| Stated task |
Copy out every line in which the string "text" occurs.

Dataset excerpt
+++++
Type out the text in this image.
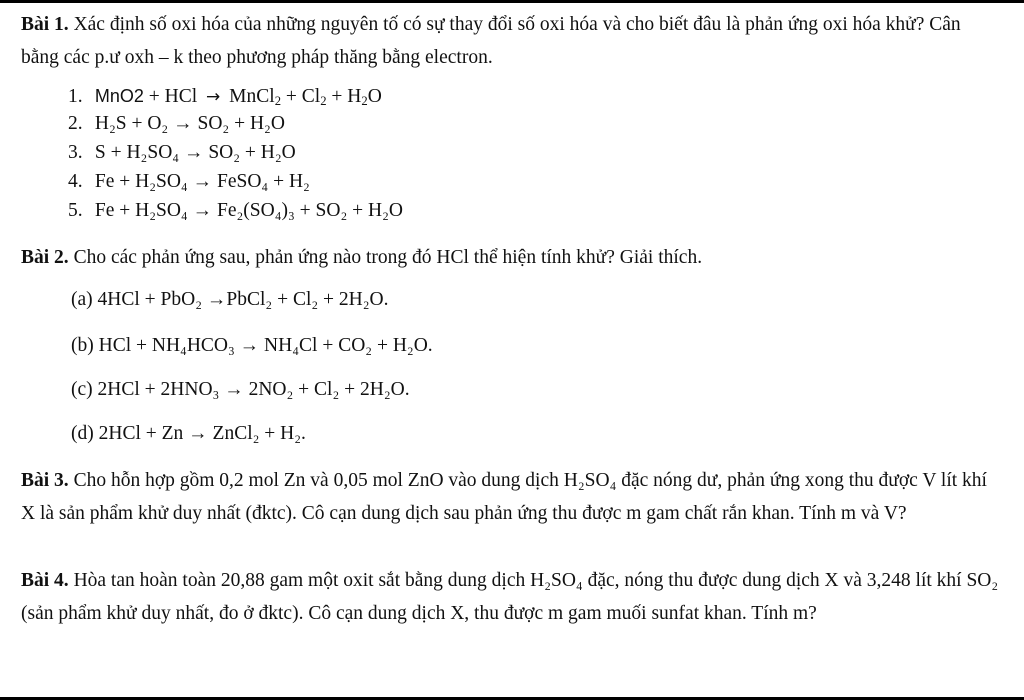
Bài 1. Xác định số oxi hóa của những nguyên tố có sự thay đổi số oxi hóa và cho biết đâu là phản ứng oxi hóa khử? Cân bằng các p.ư oxh – k theo phương pháp thăng bằng electron.

1. MnO2 + HCl → MnCl$_2$ + $Cl_2 + H_2O$
2. H₂S + O₂ → SO₂ + H₂O
3. S + H₂SO₄ → SO₂ + H₂O
4. Fe + H₂SO₄ → FeSO₄ + H₂
5. Fe + H₂SO₄ → Fe₂(SO₄)₃ + SO₂ + H₂O

Bài 2. Cho các phản ứng sau, phản ứng nào trong đó HCl thể hiện tính khử? Giải thích.

(a) 4HCl + PbO₂ →PbCl₂ + Cl₂ + 2H₂O.
(b) HCl + NH₄HCO₃ → NH₄Cl + CO₂ + H₂O.
(c) 2HCl + 2HNO₃ → 2NO₂ + Cl₂ + 2H₂O.
(d) 2HCl + Zn → ZnCl₂ + H₂.

Bài 3. Cho hỗn hợp gồm 0,2 mol Zn và 0,05 mol ZnO vào dung dịch H₂SO₄ đặc nóng dư, phản ứng xong thu được V lít khí X là sản phẩm khử duy nhất (đktc). Cô cạn dung dịch sau phản ứng thu được m gam chất rắn khan. Tính m và V?

Bài 4. Hòa tan hoàn toàn 20,88 gam một oxit sắt bằng dung dịch H₂SO₄ đặc, nóng thu được dung dịch X và 3,248 lít khí SO₂ (sản phẩm khử duy nhất, đo ở đktc). Cô cạn dung dịch X, thu được m gam muối sunfat khan. Tính m?
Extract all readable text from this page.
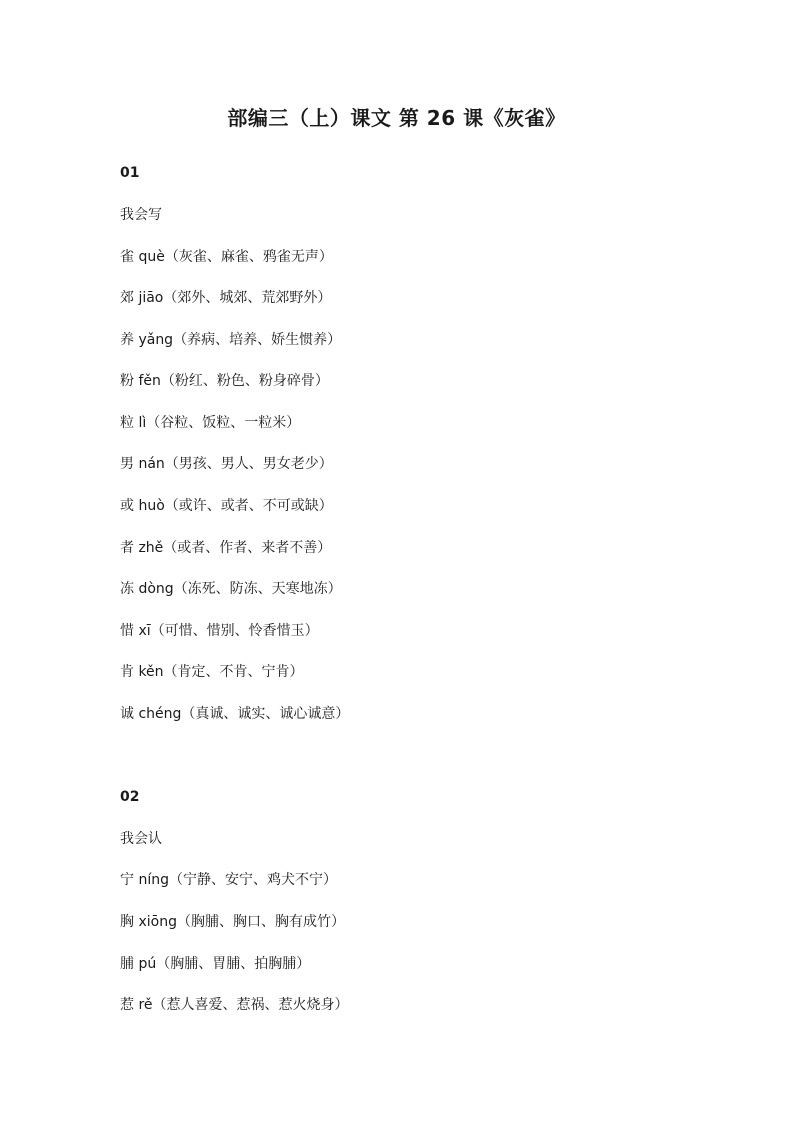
部编三（上）课文 第 26 课《灰雀》
01
我会写
雀 què（灰雀、麻雀、鸦雀无声）
郊 jiāo（郊外、城郊、荒郊野外）
养 yǎng（养病、培养、娇生惯养）
粉 fěn（粉红、粉色、粉身碎骨）
粒 lì（谷粒、饭粒、一粒米）
男 nán（男孩、男人、男女老少）
或 huò（或许、或者、不可或缺）
者 zhě（或者、作者、来者不善）
冻 dòng（冻死、防冻、天寒地冻）
惜 xī（可惜、惜别、怜香惜玉）
肯 kěn（肯定、不肯、宁肯）
诚 chéng（真诚、诚实、诚心诚意）
02
我会认
宁 níng（宁静、安宁、鸡犬不宁）
胸 xiōng（胸脯、胸口、胸有成竹）
脯 pú（胸脯、胃脯、拍胸脯）
惹 rě（惹人喜爱、惹祸、惹火烧身）
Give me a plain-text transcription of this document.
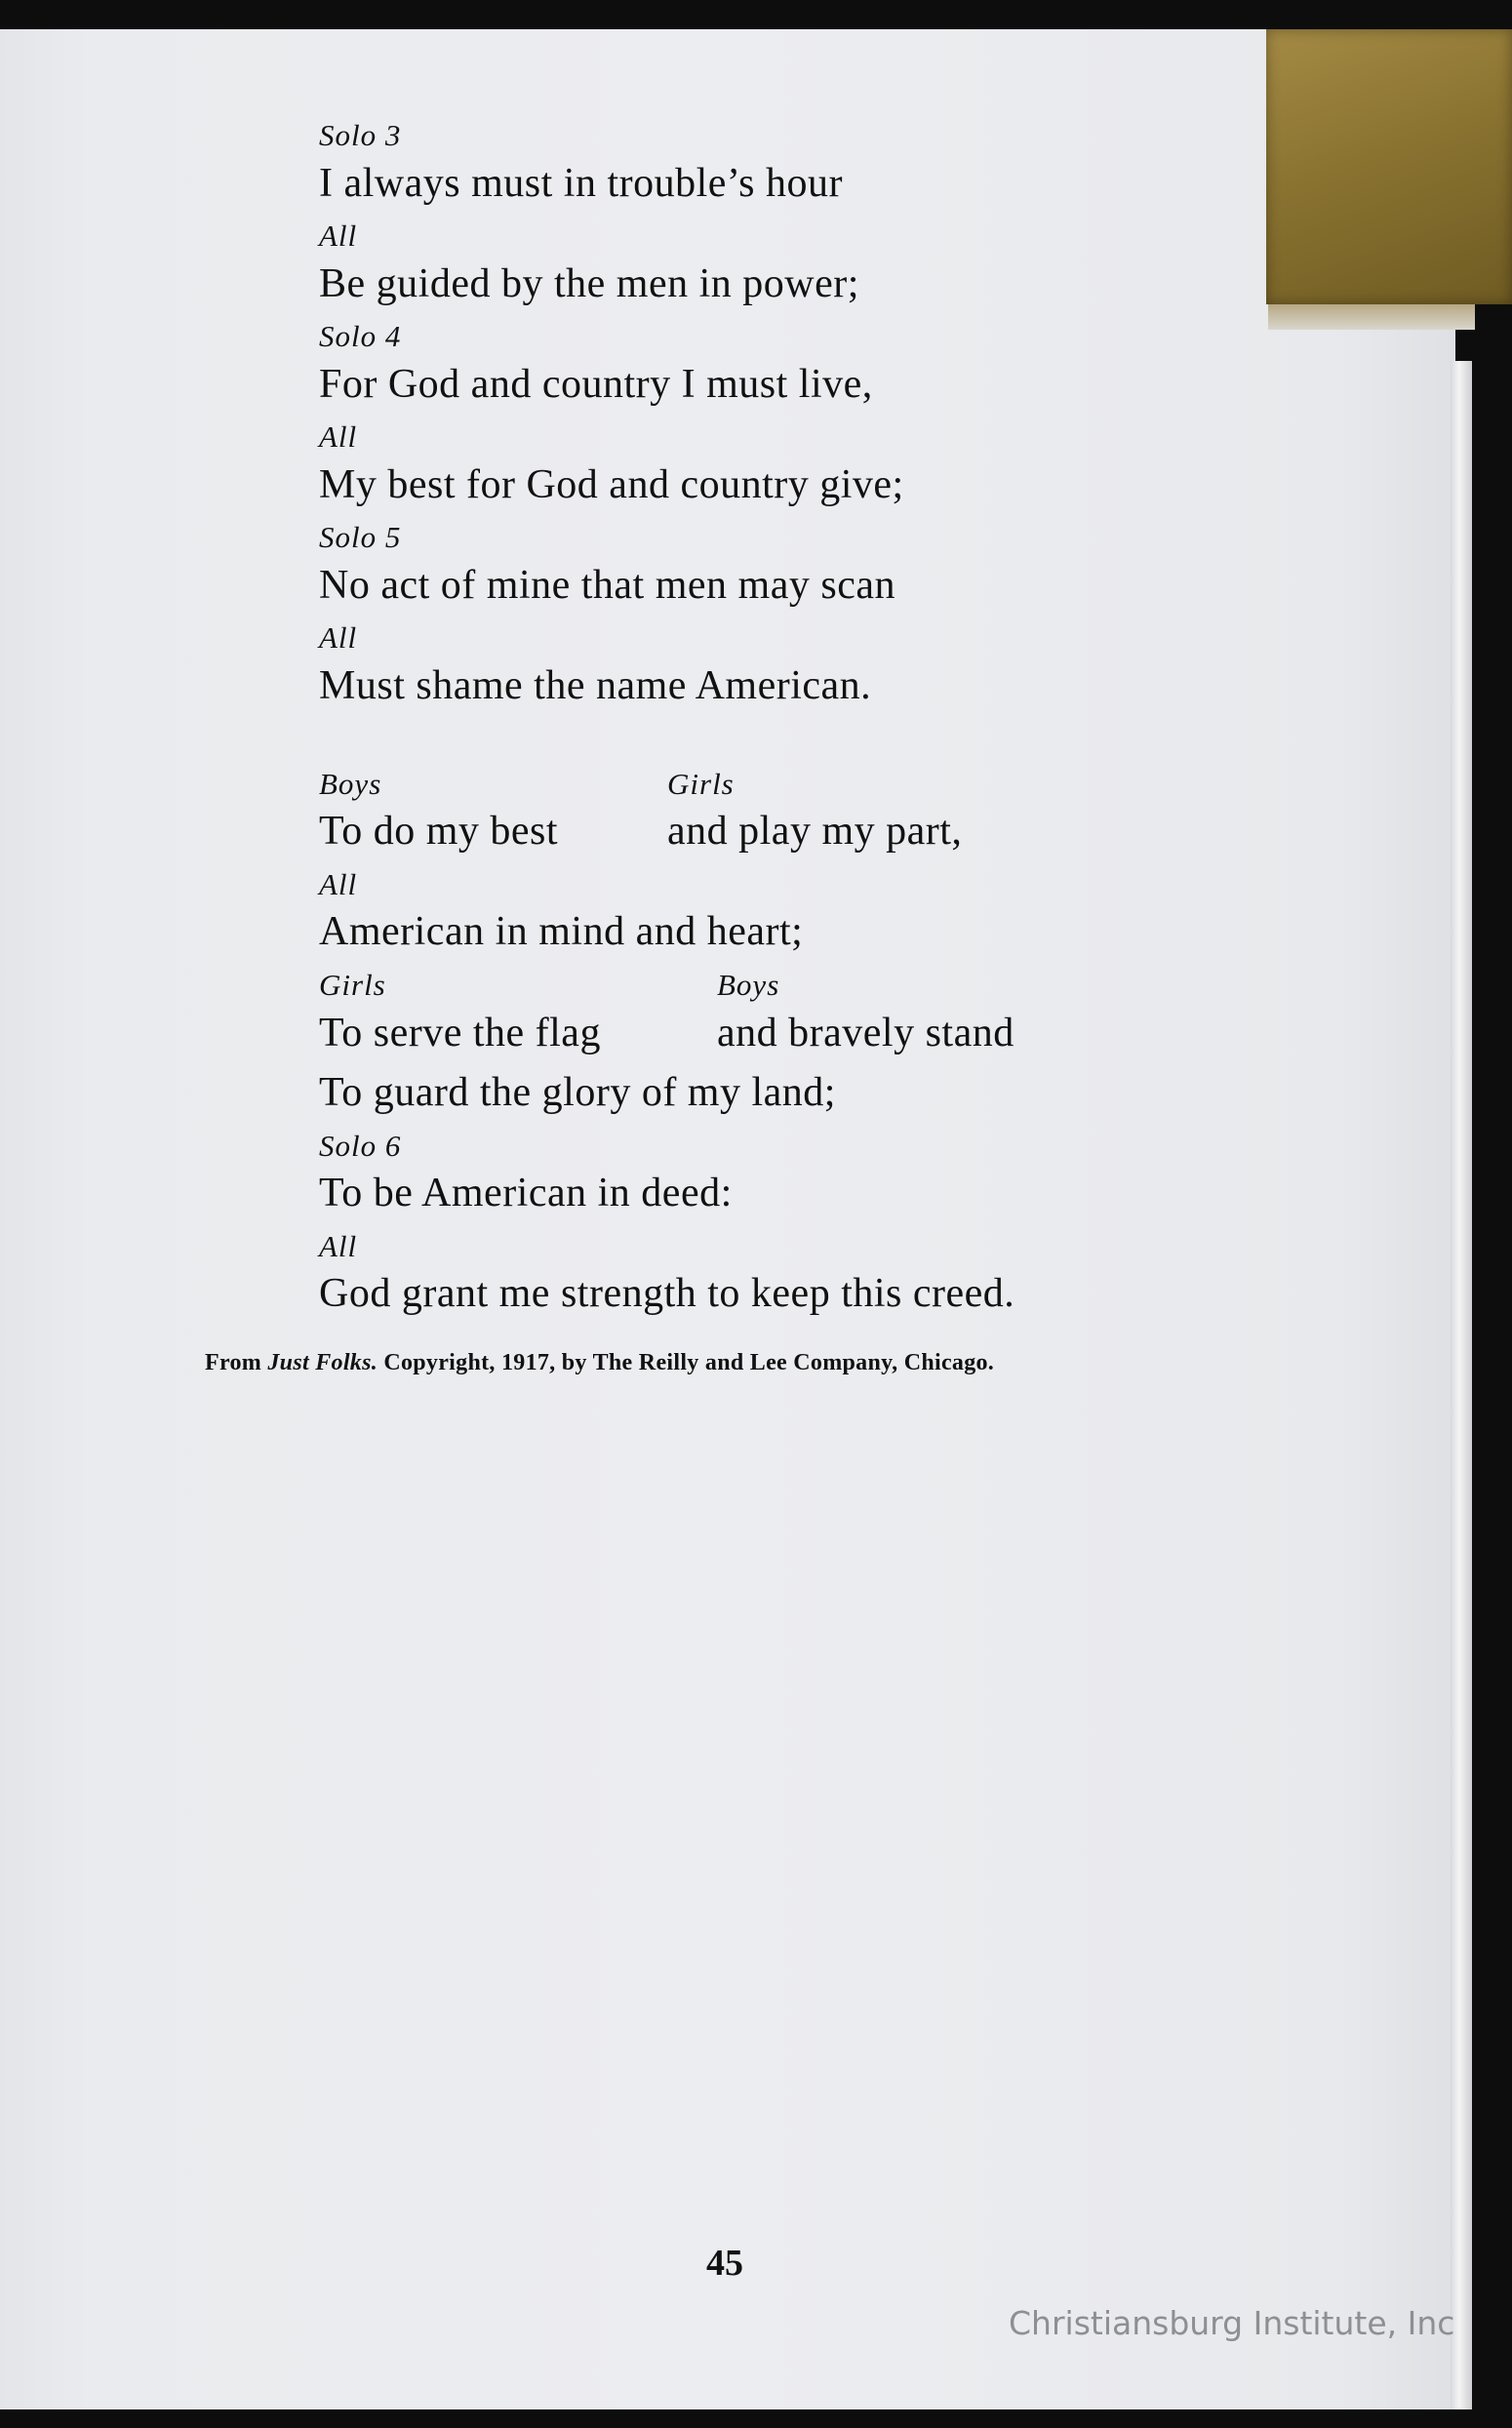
Solo 3
I always must in trouble’s hour
All
Be guided by the men in power;
Solo 4
For God and country I must live,
All
My best for God and country give;
Solo 5
No act of mine that men may scan
All
Must shame the name American.
Boys	Girls
To do my best	and play my part,
All
American in mind and heart;
Girls	Boys
To serve the flag	and bravely stand
To guard the glory of my land;
Solo 6
To be American in deed:
All
God grant me strength to keep this creed.
From Just Folks. Copyright, 1917, by The Reilly and Lee Company, Chicago.
45
Christiansburg Institute, Inc
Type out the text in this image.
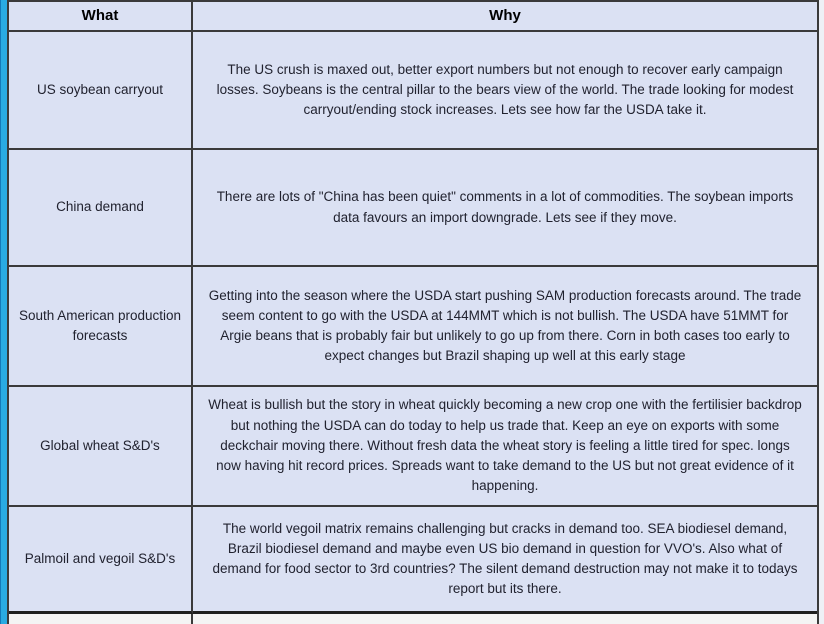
What	Why
US soybean carryout
The US crush is maxed out, better export numbers but not enough to recover early campaign losses. Soybeans is the central pillar to the bears view of the world. The trade looking for modest carryout/ending stock increases. Lets see how far the USDA take it.
China demand
There are lots of "China has been quiet" comments in a lot of commodities. The soybean imports data favours an import downgrade. Lets see if they move.
South American production forecasts
Getting into the season where the USDA start pushing SAM production forecasts around. The trade seem content to go with the USDA at 144MMT which is not bullish. The USDA have 51MMT for Argie beans that is probably fair but unlikely to go up from there. Corn in both cases too early to expect changes but Brazil shaping up well at this early stage
Global wheat S&D's
Wheat is bullish but the story in wheat quickly becoming a new crop one with the fertilisier backdrop but nothing the USDA can do today to help us trade that. Keep an eye on exports with some deckchair moving there. Without fresh data the wheat story is feeling a little tired for spec. longs now having hit record prices. Spreads want to take demand to the US but not great evidence of it happening.
Palmoil and vegoil S&D's
The world vegoil matrix remains challenging but cracks in demand too. SEA biodiesel demand, Brazil biodiesel demand and maybe even US bio demand in question for VVO's. Also what of demand for food sector to 3rd countries? The silent demand destruction may not make it to todays report but its there.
+++++
| Solution below |
Type out the text in this image.
Extract all readable text from this page.
Give me a plain-text transcription of this document.
Type out the text in this image.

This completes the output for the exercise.